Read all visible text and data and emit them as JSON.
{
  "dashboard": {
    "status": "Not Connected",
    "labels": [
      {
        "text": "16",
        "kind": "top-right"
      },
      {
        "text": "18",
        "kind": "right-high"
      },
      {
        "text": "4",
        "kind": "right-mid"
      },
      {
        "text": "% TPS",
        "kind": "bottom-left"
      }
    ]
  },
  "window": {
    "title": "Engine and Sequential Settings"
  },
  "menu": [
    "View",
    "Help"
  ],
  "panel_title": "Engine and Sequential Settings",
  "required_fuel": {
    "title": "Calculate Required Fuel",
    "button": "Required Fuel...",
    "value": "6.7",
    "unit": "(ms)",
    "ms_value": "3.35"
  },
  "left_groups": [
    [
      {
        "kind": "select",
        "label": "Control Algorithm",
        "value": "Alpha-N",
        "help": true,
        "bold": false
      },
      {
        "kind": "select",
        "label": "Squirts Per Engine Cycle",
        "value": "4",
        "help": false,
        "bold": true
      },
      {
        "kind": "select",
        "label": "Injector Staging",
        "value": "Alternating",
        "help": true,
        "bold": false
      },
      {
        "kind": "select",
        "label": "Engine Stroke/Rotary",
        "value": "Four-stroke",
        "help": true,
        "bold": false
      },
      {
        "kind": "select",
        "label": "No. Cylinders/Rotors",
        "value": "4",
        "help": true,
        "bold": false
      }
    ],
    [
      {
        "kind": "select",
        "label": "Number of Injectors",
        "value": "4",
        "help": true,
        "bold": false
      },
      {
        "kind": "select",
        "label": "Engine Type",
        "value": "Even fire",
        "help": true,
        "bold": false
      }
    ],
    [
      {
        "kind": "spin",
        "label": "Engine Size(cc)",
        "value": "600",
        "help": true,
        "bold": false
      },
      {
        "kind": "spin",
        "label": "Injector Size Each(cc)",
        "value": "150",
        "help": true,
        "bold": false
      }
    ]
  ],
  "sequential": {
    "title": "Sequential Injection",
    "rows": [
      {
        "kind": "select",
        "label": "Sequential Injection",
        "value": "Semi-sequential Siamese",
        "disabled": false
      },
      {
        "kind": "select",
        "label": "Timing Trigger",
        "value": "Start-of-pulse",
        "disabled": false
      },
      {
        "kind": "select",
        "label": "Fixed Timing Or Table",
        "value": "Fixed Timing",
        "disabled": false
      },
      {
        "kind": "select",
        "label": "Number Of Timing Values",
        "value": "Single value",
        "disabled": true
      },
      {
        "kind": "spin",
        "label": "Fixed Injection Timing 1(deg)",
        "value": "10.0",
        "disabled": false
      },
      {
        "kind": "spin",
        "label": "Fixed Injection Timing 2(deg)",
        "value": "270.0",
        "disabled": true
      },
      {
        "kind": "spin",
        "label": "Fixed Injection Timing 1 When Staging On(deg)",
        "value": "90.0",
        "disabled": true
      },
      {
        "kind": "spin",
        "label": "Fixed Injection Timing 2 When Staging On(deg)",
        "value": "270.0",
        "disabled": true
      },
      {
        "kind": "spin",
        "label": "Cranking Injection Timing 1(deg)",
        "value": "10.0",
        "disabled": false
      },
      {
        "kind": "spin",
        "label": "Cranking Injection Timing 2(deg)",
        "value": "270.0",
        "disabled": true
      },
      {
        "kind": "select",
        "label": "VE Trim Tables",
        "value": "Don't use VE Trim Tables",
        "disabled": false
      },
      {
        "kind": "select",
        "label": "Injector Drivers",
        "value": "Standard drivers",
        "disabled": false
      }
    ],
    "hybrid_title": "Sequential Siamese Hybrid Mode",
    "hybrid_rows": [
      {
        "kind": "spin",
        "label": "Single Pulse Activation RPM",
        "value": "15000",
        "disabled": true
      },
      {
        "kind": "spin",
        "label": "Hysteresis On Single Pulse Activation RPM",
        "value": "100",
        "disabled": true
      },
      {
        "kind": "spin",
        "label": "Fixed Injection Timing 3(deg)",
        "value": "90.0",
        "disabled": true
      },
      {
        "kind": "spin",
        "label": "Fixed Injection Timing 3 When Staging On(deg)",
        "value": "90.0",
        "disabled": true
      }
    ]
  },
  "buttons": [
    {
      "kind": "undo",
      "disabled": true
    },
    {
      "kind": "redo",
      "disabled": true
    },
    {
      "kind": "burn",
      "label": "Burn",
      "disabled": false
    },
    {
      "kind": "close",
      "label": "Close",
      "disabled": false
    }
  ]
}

*Short task*: Find the word "When" in the material, then list each line that holds it.

*Written reply*:
        "label": "Fixed Injection Timing 1 When Staging On(deg)",
        "label": "Fixed Injection Timing 2 When Staging On(deg)",
        "label": "Fixed Injection Timing 3 When Staging On(deg)",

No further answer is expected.